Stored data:
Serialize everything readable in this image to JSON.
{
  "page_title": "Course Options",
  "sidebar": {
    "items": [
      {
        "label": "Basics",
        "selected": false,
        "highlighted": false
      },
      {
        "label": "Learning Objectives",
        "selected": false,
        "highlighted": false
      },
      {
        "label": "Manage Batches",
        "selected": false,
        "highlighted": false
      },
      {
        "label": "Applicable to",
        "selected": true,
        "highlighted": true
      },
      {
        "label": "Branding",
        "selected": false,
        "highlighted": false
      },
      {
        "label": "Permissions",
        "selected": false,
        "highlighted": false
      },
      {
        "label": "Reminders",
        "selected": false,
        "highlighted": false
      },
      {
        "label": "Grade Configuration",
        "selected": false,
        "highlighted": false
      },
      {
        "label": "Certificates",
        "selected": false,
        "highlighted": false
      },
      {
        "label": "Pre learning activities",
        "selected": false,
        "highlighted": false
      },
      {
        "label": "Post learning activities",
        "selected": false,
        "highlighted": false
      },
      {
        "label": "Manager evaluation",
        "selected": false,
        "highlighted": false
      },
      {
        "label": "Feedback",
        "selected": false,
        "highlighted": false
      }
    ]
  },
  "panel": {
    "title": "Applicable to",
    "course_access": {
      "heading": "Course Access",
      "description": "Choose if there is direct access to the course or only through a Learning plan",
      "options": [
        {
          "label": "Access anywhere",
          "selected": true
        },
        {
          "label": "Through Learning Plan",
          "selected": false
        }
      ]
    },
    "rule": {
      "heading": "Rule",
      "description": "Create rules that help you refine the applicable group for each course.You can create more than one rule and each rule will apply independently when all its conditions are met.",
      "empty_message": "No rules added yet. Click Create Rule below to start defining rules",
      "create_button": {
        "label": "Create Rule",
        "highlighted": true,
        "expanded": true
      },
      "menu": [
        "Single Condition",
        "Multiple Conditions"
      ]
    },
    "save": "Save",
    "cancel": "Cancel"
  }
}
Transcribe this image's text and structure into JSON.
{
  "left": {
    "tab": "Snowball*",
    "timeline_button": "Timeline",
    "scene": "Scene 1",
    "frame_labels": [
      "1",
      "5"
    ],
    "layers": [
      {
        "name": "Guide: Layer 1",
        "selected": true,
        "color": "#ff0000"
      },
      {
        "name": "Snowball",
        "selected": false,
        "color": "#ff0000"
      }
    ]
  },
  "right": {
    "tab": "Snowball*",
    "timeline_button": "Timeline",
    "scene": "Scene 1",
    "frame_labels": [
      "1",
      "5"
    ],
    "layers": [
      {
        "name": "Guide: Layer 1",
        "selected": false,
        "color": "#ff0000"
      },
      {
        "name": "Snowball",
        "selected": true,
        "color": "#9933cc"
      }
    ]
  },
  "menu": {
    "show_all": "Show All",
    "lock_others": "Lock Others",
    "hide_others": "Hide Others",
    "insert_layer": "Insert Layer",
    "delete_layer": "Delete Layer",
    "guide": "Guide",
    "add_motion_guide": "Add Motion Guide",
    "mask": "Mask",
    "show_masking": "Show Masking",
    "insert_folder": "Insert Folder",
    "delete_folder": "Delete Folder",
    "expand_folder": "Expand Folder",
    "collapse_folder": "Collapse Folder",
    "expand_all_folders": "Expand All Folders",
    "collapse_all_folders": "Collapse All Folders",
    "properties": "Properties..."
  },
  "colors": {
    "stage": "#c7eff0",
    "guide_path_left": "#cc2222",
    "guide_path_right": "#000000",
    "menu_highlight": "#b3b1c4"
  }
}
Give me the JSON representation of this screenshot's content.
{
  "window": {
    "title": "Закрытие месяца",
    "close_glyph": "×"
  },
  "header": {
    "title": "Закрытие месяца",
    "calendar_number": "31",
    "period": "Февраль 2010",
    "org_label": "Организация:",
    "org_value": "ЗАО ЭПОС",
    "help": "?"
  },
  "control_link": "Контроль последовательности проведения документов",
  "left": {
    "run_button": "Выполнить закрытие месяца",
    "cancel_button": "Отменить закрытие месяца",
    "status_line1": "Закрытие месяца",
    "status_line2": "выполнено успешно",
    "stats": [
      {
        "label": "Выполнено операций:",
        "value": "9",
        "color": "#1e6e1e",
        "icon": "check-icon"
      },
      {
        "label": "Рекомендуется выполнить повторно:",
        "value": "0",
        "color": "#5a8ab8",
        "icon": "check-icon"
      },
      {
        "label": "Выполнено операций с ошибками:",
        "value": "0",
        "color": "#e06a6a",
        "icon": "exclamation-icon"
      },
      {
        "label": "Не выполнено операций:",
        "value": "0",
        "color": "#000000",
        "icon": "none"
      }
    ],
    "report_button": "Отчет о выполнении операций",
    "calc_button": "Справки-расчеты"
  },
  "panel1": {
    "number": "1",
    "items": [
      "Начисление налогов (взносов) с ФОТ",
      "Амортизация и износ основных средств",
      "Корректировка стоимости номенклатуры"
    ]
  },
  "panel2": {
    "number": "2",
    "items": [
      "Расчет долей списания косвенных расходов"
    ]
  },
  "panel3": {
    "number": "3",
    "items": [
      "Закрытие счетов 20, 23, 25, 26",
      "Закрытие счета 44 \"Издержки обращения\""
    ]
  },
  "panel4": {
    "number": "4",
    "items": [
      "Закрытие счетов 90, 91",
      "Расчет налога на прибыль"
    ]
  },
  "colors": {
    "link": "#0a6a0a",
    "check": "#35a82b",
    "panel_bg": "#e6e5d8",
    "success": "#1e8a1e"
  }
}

* _AIM OF THE EXERCISE_
Give the number of lines that hold the word "операций" in these records, with nothing added.

* _EXERCISE RESULT_
4